### THE TASK
In the listing below, locate the lines bearing the word "screenshot". Copy every one of them.

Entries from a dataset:
________________________________________

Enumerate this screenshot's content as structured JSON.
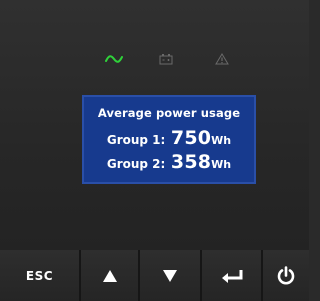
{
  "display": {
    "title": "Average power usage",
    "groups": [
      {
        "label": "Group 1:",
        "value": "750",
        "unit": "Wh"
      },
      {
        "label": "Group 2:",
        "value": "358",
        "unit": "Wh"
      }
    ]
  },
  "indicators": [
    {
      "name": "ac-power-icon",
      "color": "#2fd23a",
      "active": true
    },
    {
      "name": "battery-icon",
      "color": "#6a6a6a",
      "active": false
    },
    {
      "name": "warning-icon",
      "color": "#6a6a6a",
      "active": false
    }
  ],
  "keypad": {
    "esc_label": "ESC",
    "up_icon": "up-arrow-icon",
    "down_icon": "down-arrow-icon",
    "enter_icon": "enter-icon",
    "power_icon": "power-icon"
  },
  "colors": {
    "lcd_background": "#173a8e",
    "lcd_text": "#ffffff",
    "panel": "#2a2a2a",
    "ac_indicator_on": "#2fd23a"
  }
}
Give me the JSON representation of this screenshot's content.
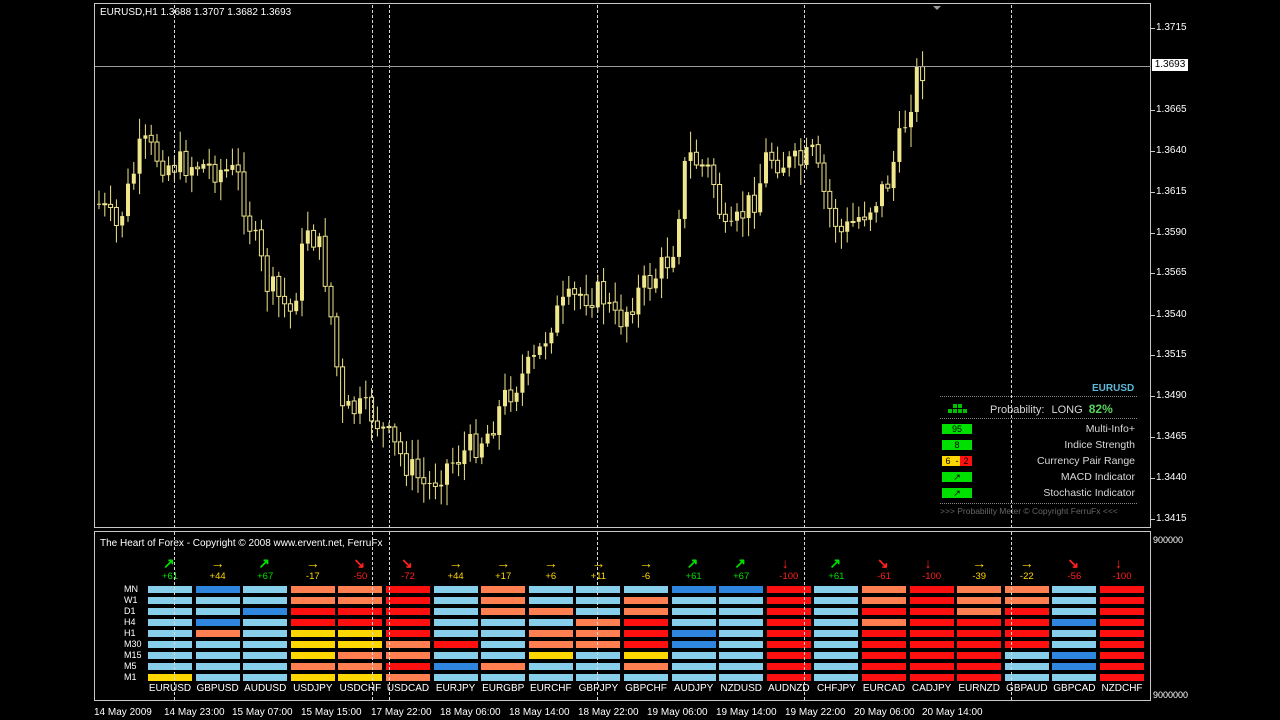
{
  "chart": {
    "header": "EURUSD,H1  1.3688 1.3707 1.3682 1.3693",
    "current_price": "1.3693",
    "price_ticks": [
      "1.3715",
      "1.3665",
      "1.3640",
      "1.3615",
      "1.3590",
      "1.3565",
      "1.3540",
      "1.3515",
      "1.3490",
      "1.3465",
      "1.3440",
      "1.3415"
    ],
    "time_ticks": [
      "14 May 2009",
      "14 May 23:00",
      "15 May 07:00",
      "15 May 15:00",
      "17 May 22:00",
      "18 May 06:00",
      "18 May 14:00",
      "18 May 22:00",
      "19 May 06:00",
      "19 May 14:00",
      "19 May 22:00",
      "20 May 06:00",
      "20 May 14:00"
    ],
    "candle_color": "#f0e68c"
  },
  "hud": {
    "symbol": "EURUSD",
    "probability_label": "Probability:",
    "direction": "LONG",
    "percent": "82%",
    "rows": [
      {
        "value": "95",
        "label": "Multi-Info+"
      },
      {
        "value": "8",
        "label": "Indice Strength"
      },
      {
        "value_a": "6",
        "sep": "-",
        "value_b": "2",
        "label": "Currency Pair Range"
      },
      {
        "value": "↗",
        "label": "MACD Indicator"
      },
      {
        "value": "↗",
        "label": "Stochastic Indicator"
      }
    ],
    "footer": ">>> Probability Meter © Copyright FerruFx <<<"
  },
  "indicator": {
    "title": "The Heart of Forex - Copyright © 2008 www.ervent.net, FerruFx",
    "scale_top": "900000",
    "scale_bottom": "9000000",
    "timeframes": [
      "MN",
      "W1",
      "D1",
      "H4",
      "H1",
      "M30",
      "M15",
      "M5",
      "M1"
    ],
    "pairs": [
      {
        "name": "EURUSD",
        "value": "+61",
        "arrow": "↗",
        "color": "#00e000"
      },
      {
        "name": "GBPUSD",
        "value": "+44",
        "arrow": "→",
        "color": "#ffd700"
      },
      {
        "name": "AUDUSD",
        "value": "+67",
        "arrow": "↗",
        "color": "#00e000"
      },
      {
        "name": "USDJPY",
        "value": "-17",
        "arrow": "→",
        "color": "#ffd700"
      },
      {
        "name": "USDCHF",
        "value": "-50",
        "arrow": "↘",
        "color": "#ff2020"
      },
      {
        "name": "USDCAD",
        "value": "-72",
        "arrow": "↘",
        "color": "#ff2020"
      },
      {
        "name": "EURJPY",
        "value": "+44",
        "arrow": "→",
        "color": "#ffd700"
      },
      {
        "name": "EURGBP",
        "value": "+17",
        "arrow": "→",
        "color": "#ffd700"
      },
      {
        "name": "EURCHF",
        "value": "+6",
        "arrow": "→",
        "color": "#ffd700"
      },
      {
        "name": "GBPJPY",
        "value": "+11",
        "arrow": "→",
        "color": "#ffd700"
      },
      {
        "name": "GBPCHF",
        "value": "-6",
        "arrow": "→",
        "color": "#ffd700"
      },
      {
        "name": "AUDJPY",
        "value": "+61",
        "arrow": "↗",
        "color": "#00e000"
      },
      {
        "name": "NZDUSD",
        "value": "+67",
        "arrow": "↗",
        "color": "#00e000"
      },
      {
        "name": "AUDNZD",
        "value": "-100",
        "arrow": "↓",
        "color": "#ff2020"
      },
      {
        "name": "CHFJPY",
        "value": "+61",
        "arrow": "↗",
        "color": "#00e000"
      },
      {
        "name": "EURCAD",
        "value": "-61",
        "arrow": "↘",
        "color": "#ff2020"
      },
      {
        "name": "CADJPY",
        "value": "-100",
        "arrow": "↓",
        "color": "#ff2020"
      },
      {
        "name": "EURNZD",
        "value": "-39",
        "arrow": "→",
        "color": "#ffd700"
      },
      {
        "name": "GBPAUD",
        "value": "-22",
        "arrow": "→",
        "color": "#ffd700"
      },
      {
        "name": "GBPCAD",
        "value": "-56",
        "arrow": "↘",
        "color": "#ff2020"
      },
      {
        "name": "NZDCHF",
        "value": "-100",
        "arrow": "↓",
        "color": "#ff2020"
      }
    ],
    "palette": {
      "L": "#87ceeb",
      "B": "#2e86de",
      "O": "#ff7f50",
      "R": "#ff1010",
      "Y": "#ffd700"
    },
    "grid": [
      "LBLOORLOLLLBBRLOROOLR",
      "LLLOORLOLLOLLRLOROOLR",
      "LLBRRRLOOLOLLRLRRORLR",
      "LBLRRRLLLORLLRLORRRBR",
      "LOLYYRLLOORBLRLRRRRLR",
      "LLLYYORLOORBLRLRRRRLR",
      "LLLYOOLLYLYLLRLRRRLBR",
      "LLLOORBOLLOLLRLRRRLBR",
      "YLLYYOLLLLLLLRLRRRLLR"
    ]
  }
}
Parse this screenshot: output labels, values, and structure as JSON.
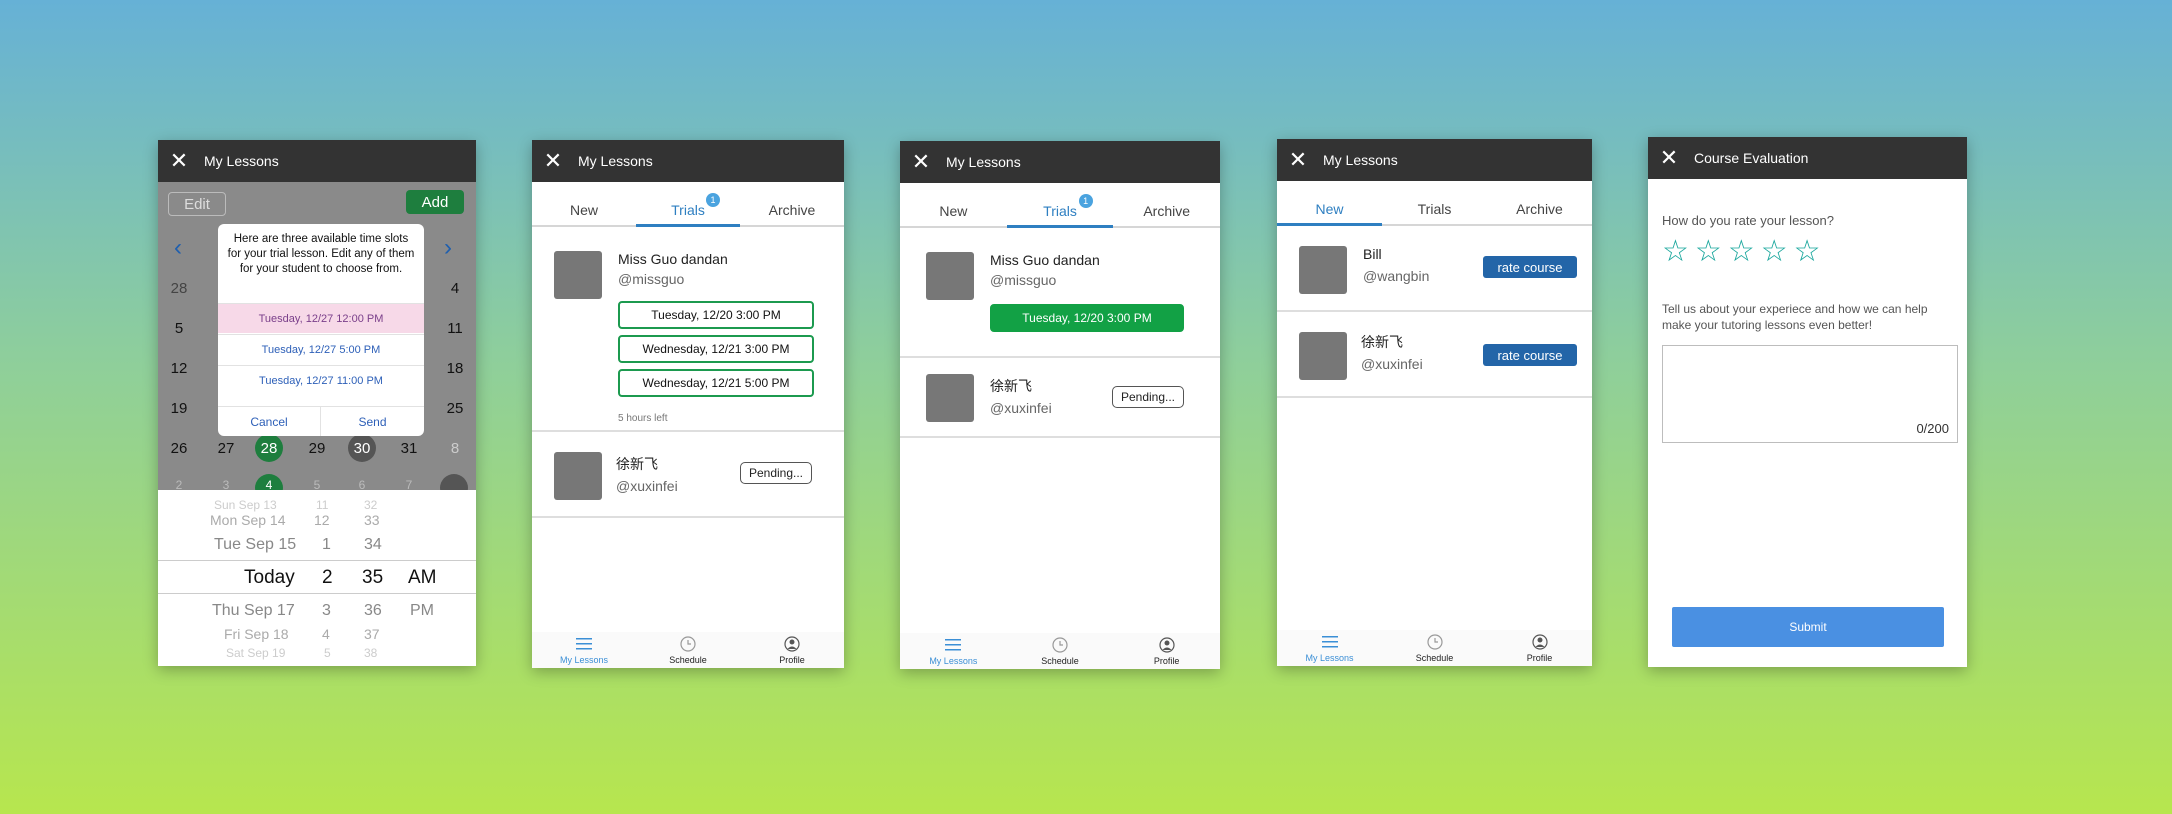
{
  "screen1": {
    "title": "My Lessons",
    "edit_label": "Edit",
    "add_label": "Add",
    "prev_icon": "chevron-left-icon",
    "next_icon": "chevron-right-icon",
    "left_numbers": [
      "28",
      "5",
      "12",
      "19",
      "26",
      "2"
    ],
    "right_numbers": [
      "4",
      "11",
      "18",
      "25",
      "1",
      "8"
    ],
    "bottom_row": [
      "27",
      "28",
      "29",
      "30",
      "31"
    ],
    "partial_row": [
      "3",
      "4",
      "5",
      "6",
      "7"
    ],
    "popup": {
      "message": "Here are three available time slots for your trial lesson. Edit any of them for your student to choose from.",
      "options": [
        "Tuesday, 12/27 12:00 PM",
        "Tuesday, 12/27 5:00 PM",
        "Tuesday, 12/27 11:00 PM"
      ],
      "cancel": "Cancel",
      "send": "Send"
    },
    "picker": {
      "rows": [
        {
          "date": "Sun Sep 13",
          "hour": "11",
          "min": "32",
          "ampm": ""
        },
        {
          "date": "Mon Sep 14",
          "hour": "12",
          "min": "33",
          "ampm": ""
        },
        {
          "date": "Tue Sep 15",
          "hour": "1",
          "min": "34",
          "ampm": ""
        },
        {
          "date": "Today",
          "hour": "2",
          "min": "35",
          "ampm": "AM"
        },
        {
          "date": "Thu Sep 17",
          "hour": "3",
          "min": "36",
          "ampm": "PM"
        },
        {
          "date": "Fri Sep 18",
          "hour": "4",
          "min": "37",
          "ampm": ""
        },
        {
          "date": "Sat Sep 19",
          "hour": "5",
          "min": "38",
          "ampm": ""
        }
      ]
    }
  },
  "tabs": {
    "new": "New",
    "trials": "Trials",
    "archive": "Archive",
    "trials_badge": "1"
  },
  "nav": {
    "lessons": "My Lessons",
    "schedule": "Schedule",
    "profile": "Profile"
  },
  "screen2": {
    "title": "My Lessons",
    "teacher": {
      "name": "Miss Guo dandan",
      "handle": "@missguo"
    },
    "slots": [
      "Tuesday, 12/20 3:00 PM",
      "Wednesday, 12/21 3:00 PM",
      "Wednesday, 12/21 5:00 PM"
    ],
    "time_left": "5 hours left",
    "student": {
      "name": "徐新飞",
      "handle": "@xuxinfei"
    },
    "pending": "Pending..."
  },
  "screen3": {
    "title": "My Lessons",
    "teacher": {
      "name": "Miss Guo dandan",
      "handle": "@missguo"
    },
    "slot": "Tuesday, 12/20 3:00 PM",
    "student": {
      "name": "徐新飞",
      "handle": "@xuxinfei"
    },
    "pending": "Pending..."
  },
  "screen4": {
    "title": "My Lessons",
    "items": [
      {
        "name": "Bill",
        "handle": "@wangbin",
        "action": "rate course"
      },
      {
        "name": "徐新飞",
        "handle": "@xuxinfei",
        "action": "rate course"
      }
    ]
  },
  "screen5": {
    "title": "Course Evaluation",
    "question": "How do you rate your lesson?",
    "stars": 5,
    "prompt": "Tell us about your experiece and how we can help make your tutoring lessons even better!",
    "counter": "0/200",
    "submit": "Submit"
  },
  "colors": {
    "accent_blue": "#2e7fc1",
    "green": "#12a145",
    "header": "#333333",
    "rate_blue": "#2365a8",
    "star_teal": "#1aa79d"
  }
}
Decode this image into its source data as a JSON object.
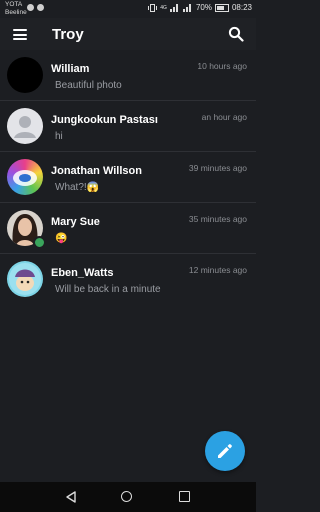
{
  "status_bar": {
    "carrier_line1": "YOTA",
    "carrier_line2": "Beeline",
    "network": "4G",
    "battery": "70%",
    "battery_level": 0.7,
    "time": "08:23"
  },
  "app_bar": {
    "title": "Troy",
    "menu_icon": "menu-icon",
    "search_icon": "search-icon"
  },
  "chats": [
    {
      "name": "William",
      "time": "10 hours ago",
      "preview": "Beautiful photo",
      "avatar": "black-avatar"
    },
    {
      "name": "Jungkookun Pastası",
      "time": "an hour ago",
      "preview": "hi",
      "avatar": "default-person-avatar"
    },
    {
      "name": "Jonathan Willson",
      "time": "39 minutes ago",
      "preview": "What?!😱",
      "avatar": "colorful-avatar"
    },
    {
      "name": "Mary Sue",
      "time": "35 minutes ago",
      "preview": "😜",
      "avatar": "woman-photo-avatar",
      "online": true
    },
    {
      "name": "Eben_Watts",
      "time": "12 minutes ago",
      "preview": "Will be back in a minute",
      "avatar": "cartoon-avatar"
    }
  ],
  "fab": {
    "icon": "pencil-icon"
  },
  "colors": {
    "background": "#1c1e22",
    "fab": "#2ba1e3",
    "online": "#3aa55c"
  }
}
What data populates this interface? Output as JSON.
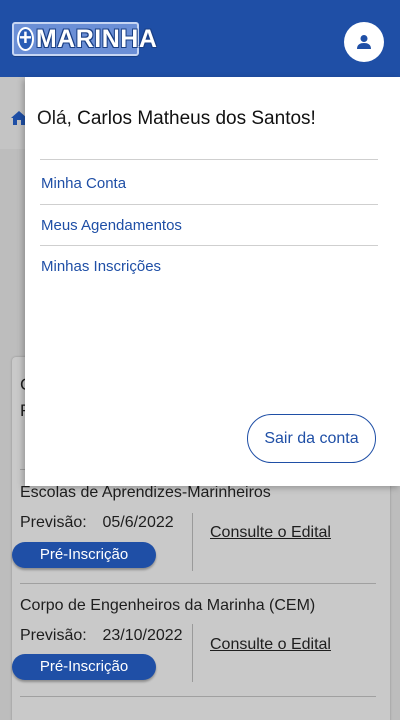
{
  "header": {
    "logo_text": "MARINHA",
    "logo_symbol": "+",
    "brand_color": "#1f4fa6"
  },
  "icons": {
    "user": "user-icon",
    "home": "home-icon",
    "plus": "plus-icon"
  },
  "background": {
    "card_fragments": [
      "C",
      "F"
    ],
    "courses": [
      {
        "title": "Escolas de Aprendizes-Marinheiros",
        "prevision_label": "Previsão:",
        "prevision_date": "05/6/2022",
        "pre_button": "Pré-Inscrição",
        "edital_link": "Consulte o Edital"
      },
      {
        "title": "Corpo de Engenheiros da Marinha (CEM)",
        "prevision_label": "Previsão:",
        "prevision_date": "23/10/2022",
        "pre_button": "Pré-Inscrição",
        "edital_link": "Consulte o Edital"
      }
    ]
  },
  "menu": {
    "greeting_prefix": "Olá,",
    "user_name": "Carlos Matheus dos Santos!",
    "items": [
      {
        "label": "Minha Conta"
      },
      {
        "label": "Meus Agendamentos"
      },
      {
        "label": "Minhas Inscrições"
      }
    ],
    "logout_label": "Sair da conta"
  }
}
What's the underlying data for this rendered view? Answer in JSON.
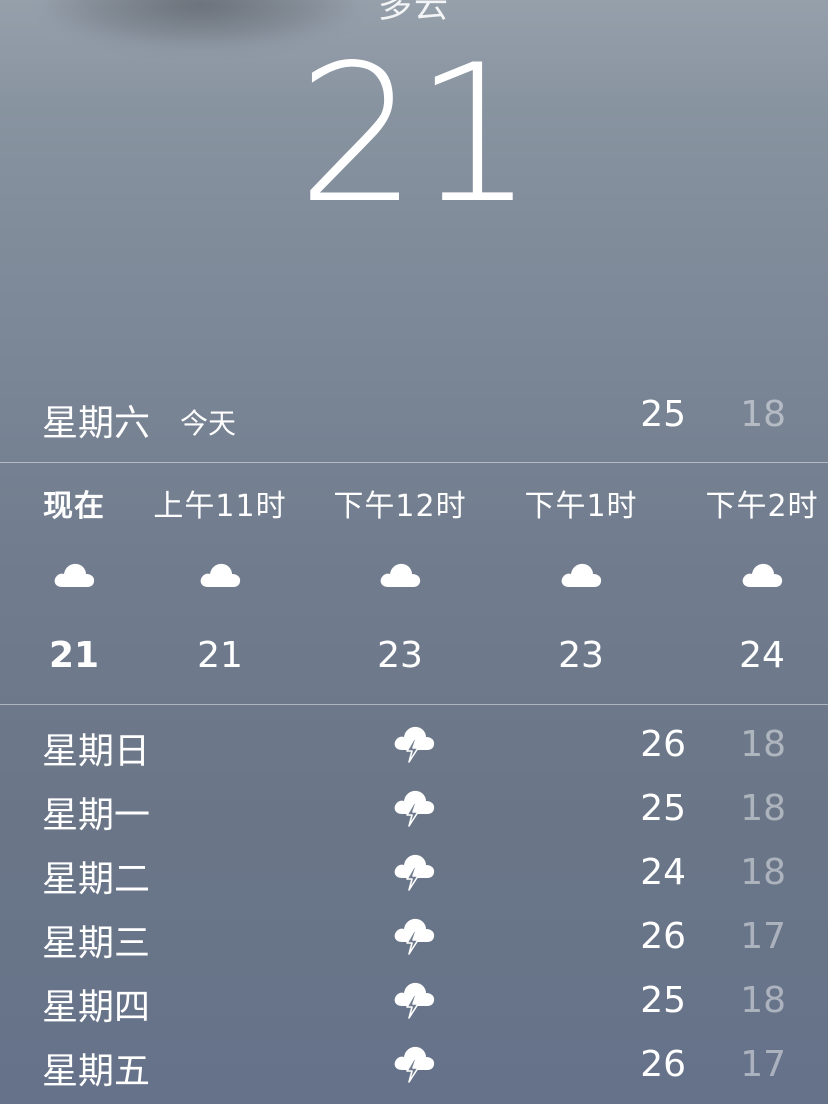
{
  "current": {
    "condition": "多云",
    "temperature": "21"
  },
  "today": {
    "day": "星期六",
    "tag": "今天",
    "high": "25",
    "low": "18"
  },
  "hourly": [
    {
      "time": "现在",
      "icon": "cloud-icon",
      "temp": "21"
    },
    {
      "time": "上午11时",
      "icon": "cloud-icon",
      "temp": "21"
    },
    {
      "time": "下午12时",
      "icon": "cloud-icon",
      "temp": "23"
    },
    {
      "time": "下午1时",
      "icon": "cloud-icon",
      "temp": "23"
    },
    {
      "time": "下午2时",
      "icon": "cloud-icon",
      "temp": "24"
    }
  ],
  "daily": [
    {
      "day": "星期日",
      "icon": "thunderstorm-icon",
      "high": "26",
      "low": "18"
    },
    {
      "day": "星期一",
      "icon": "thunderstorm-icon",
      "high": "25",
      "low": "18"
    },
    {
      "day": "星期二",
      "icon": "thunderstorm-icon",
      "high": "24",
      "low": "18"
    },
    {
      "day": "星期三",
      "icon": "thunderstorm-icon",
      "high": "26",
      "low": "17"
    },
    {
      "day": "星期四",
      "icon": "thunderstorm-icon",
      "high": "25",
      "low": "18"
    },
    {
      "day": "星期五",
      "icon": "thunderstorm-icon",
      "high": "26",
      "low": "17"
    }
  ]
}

________________________________________

### SOLUTION TO THIS TASK
Enumerate this screenshot's content as structured JSON.
Give me the JSON representation of this screenshot's content.
Parse this screenshot: output labels, values, and structure as JSON.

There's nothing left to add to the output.